» Set task
All the data should be repeated exactly. Any image in it is left out.

+++ Records supplied

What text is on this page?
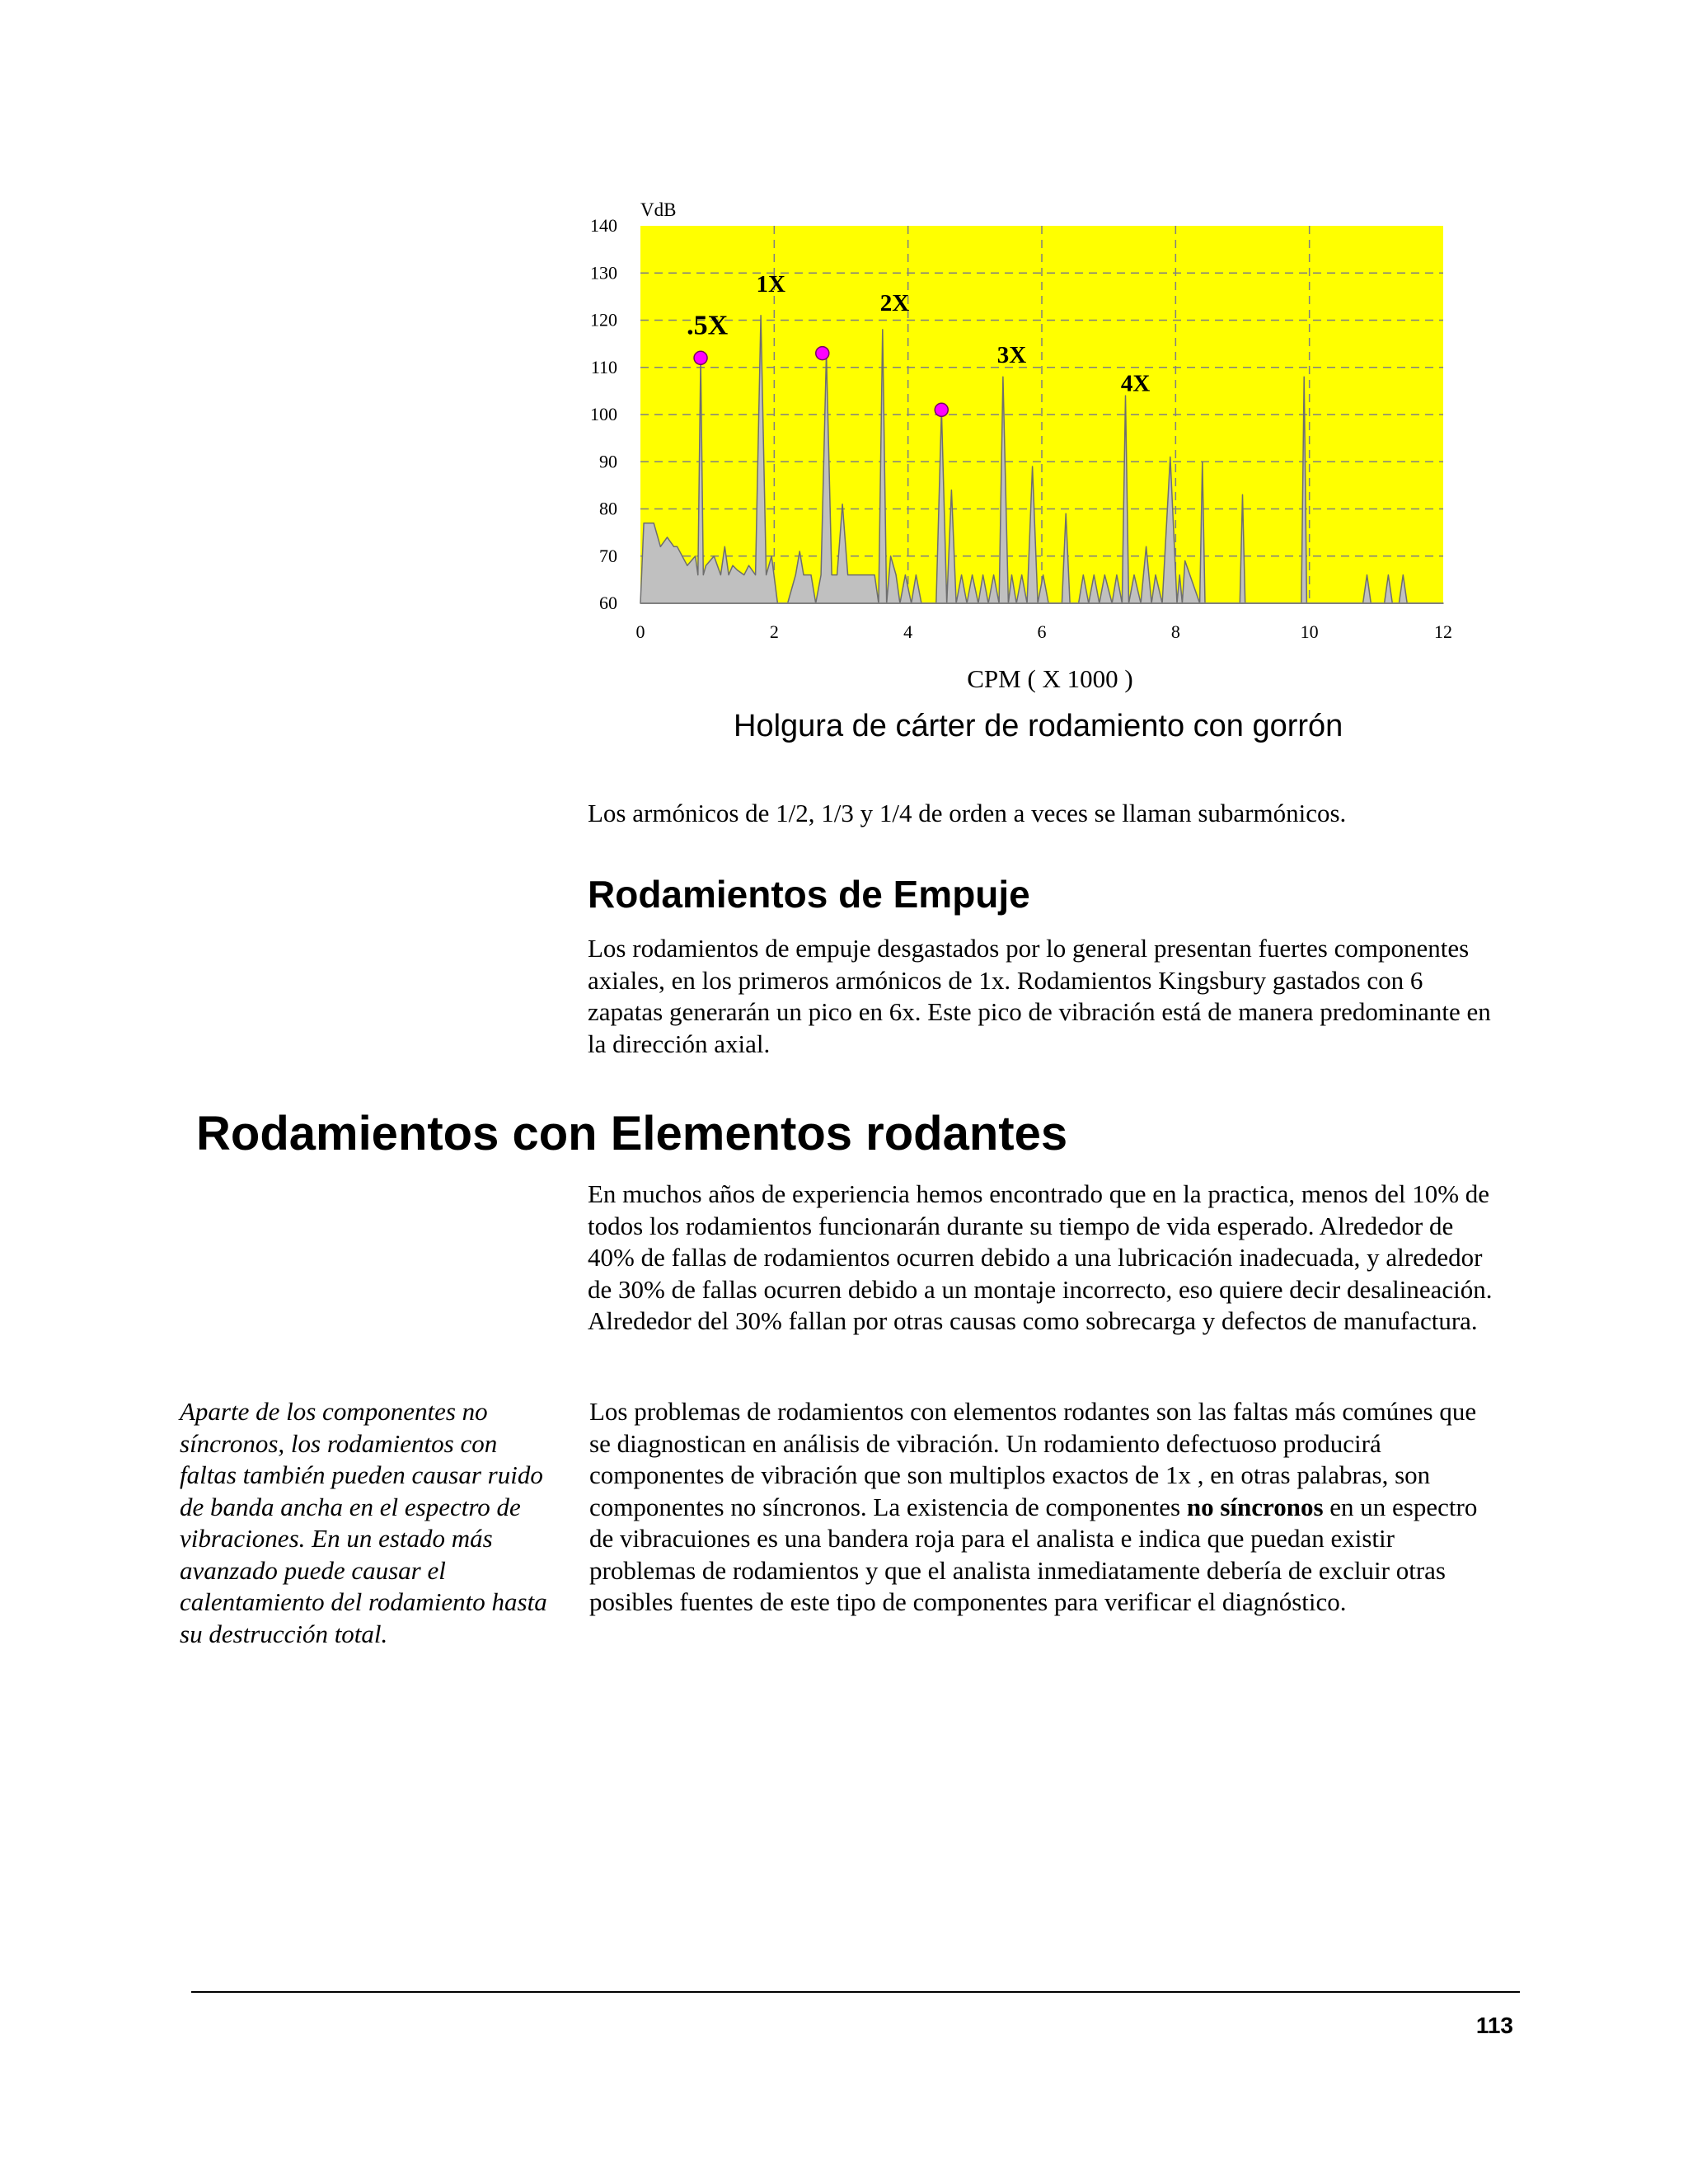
.5X
1X
2X
3X
4X
60
70
80
90
100
110
120
130
140
0	2	4	6	8	10	12
VdB
CPM ( X 1000 )
Holgura de cárter de rodamiento con gorrón

Los armónicos de 1/2, 1/3 y 1/4 de orden a veces se llaman subarmónicos.

Rodamientos de Empuje

Los rodamientos de empuje desgastados por lo general presentan fuertes componentes axiales, en los primeros armónicos de 1x. Rodamientos Kingsbury gastados con 6 zapatas generarán un pico en 6x. Este pico de vibración está de manera predominante en la dirección axial.

Rodamientos con Elementos rodantes

En muchos años de experiencia hemos encontrado que en la practica, menos del 10% de todos los rodamientos funcionarán durante su tiempo de vida esperado. Alrededor de 40% de fallas de rodamientos ocurren debido a una lubricación inadecuada, y alrededor de 30% de fallas ocurren debido a un montaje incorrecto, eso quiere decir desalineación. Alrededor del 30% fallan por otras causas como sobrecarga y defectos de manufactura.

Aparte de los componentes no síncronos, los rodamientos con faltas también pueden causar ruido de banda ancha en el espectro de vibraciones. En un estado más avanzado puede causar el calentamiento del rodamiento hasta su destrucción total.

Los problemas de rodamientos con elementos rodantes son las faltas más comúnes que se diagnostican en análisis de vibración. Un rodamiento defectuoso producirá componentes de vibración que son multiplos exactos de 1x , en otras palabras, son componentes no síncronos. La existencia de componentes no síncronos en un espectro de vibracuiones es una bandera roja para el analista e indica que puedan existir problemas de rodamientos y que el analista inmediatamente debería de excluir otras posibles fuentes de este tipo de componentes para verificar el diagnóstico.

113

++++++

» Result of this exercise
What text is on this page?
.5X
1X
2X
3X
4X
60
70
80
90
100
110
120
130
140
0	2	4	6	8	10	12
VdB
CPM ( X 1000 )
Holgura de cárter de rodamiento con gorrón

Los armónicos de 1/2, 1/3 y 1/4 de orden a veces se llaman subarmónicos.

Rodamientos de Empuje

Los rodamientos de empuje desgastados por lo general presentan fuertes componentes axiales, en los primeros armónicos de 1x. Rodamientos Kingsbury gastados con 6 zapatas generarán un pico en 6x. Este pico de vibración está de manera predominante en la dirección axial.

Rodamientos con Elementos rodantes

En muchos años de experiencia hemos encontrado que en la practica, menos del 10% de todos los rodamientos funcionarán durante su tiempo de vida esperado. Alrededor de 40% de fallas de rodamientos ocurren debido a una lubricación inadecuada, y alrededor de 30% de fallas ocurren debido a un montaje incorrecto, eso quiere decir desalineación. Alrededor del 30% fallan por otras causas como sobrecarga y defectos de manufactura.

Aparte de los componentes no síncronos, los rodamientos con faltas también pueden causar ruido de banda ancha en el espectro de vibraciones. En un estado más avanzado puede causar el calentamiento del rodamiento hasta su destrucción total.

Los problemas de rodamientos con elementos rodantes son las faltas más comúnes que se diagnostican en análisis de vibración. Un rodamiento defectuoso producirá componentes de vibración que son multiplos exactos de 1x , en otras palabras, son componentes no síncronos. La existencia de componentes no síncronos en un espectro de vibracuiones es una bandera roja para el analista e indica que puedan existir problemas de rodamientos y que el analista inmediatamente debería de excluir otras posibles fuentes de este tipo de componentes para verificar el diagnóstico.

113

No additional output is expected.